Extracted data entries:

○ ○ ○

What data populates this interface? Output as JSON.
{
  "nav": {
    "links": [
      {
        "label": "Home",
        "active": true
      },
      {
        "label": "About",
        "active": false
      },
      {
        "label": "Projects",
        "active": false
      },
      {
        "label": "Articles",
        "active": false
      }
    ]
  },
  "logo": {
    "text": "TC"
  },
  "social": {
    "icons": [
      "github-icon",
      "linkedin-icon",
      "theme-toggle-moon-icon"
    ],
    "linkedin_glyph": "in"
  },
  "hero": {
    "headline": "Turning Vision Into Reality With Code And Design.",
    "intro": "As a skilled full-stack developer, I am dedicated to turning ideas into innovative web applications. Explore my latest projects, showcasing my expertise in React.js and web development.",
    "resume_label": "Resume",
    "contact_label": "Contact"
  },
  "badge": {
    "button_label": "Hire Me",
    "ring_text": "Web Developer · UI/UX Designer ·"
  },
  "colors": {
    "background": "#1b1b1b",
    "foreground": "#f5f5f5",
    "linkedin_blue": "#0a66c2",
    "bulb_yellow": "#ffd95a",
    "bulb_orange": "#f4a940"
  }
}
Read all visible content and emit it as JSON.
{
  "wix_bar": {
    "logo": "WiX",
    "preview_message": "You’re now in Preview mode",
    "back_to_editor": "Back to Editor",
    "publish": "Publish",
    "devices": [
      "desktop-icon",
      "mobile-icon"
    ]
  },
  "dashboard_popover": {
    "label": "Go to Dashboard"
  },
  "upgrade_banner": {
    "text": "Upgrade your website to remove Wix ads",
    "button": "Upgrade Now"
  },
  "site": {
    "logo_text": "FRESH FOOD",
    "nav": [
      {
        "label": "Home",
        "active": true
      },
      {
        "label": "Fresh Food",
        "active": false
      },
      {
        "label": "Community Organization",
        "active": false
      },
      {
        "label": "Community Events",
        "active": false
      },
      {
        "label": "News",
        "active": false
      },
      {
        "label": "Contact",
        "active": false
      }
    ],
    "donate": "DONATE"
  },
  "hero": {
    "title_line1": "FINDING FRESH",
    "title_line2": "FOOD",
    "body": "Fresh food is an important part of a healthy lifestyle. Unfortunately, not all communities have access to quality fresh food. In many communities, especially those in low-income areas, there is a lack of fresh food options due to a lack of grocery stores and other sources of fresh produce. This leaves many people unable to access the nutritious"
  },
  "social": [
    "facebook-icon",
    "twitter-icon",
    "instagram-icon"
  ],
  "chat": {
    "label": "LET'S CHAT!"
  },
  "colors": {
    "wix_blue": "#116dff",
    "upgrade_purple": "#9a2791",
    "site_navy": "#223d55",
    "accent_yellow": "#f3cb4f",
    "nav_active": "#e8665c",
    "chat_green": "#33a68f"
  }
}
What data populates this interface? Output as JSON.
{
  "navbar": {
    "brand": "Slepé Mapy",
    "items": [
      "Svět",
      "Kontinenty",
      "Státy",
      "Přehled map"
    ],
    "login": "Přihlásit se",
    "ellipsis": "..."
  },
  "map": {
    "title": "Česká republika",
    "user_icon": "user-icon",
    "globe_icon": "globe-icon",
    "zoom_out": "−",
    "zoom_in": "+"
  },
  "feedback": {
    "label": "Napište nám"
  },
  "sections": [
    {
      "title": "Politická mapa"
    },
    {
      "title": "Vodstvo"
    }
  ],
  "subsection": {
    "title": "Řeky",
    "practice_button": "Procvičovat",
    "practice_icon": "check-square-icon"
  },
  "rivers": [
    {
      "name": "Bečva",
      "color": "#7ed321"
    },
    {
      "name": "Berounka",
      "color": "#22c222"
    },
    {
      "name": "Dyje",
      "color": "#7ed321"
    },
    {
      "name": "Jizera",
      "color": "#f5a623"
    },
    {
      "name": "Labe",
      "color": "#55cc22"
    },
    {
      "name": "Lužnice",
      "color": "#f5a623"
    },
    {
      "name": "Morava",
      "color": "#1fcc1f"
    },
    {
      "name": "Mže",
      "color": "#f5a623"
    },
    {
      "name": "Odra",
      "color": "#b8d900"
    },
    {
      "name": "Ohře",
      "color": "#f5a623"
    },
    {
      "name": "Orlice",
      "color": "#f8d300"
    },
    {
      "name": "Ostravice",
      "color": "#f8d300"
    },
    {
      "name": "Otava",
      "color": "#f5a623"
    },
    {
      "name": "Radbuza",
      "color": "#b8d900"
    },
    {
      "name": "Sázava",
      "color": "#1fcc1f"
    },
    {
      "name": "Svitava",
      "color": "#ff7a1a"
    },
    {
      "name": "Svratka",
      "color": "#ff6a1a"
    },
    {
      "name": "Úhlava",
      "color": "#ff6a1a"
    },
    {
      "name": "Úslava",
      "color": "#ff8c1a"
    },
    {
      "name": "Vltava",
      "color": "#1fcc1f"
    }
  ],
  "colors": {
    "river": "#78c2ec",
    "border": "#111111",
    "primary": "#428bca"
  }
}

○ ○ ○

### What to do
Give an exact copy of all the data shown above.

### Result
What data populates this interface? Output as JSON.
{
  "nav": {
    "links": [
      {
        "label": "Home",
        "active": true
      },
      {
        "label": "About",
        "active": false
      },
      {
        "label": "Projects",
        "active": false
      },
      {
        "label": "Articles",
        "active": false
      }
    ]
  },
  "logo": {
    "text": "TC"
  },
  "social": {
    "icons": [
      "github-icon",
      "linkedin-icon",
      "theme-toggle-moon-icon"
    ],
    "linkedin_glyph": "in"
  },
  "hero": {
    "headline": "Turning Vision Into Reality With Code And Design.",
    "intro": "As a skilled full-stack developer, I am dedicated to turning ideas into innovative web applications. Explore my latest projects, showcasing my expertise in React.js and web development.",
    "resume_label": "Resume",
    "contact_label": "Contact"
  },
  "badge": {
    "button_label": "Hire Me",
    "ring_text": "Web Developer · UI/UX Designer ·"
  },
  "colors": {
    "background": "#1b1b1b",
    "foreground": "#f5f5f5",
    "linkedin_blue": "#0a66c2",
    "bulb_yellow": "#ffd95a",
    "bulb_orange": "#f4a940"
  }
}
Read all visible content and emit it as JSON.
{
  "wix_bar": {
    "logo": "WiX",
    "preview_message": "You’re now in Preview mode",
    "back_to_editor": "Back to Editor",
    "publish": "Publish",
    "devices": [
      "desktop-icon",
      "mobile-icon"
    ]
  },
  "dashboard_popover": {
    "label": "Go to Dashboard"
  },
  "upgrade_banner": {
    "text": "Upgrade your website to remove Wix ads",
    "button": "Upgrade Now"
  },
  "site": {
    "logo_text": "FRESH FOOD",
    "nav": [
      {
        "label": "Home",
        "active": true
      },
      {
        "label": "Fresh Food",
        "active": false
      },
      {
        "label": "Community Organization",
        "active": false
      },
      {
        "label": "Community Events",
        "active": false
      },
      {
        "label": "News",
        "active": false
      },
      {
        "label": "Contact",
        "active": false
      }
    ],
    "donate": "DONATE"
  },
  "hero": {
    "title_line1": "FINDING FRESH",
    "title_line2": "FOOD",
    "body": "Fresh food is an important part of a healthy lifestyle. Unfortunately, not all communities have access to quality fresh food. In many communities, especially those in low-income areas, there is a lack of fresh food options due to a lack of grocery stores and other sources of fresh produce. This leaves many people unable to access the nutritious"
  },
  "social": [
    "facebook-icon",
    "twitter-icon",
    "instagram-icon"
  ],
  "chat": {
    "label": "LET'S CHAT!"
  },
  "colors": {
    "wix_blue": "#116dff",
    "upgrade_purple": "#9a2791",
    "site_navy": "#223d55",
    "accent_yellow": "#f3cb4f",
    "nav_active": "#e8665c",
    "chat_green": "#33a68f"
  }
}
What data populates this interface? Output as JSON.
{
  "navbar": {
    "brand": "Slepé Mapy",
    "items": [
      "Svět",
      "Kontinenty",
      "Státy",
      "Přehled map"
    ],
    "login": "Přihlásit se",
    "ellipsis": "..."
  },
  "map": {
    "title": "Česká republika",
    "user_icon": "user-icon",
    "globe_icon": "globe-icon",
    "zoom_out": "−",
    "zoom_in": "+"
  },
  "feedback": {
    "label": "Napište nám"
  },
  "sections": [
    {
      "title": "Politická mapa"
    },
    {
      "title": "Vodstvo"
    }
  ],
  "subsection": {
    "title": "Řeky",
    "practice_button": "Procvičovat",
    "practice_icon": "check-square-icon"
  },
  "rivers": [
    {
      "name": "Bečva",
      "color": "#7ed321"
    },
    {
      "name": "Berounka",
      "color": "#22c222"
    },
    {
      "name": "Dyje",
      "color": "#7ed321"
    },
    {
      "name": "Jizera",
      "color": "#f5a623"
    },
    {
      "name": "Labe",
      "color": "#55cc22"
    },
    {
      "name": "Lužnice",
      "color": "#f5a623"
    },
    {
      "name": "Morava",
      "color": "#1fcc1f"
    },
    {
      "name": "Mže",
      "color": "#f5a623"
    },
    {
      "name": "Odra",
      "color": "#b8d900"
    },
    {
      "name": "Ohře",
      "color": "#f5a623"
    },
    {
      "name": "Orlice",
      "color": "#f8d300"
    },
    {
      "name": "Ostravice",
      "color": "#f8d300"
    },
    {
      "name": "Otava",
      "color": "#f5a623"
    },
    {
      "name": "Radbuza",
      "color": "#b8d900"
    },
    {
      "name": "Sázava",
      "color": "#1fcc1f"
    },
    {
      "name": "Svitava",
      "color": "#ff7a1a"
    },
    {
      "name": "Svratka",
      "color": "#ff6a1a"
    },
    {
      "name": "Úhlava",
      "color": "#ff6a1a"
    },
    {
      "name": "Úslava",
      "color": "#ff8c1a"
    },
    {
      "name": "Vltava",
      "color": "#1fcc1f"
    }
  ],
  "colors": {
    "river": "#78c2ec",
    "border": "#111111",
    "primary": "#428bca"
  }
}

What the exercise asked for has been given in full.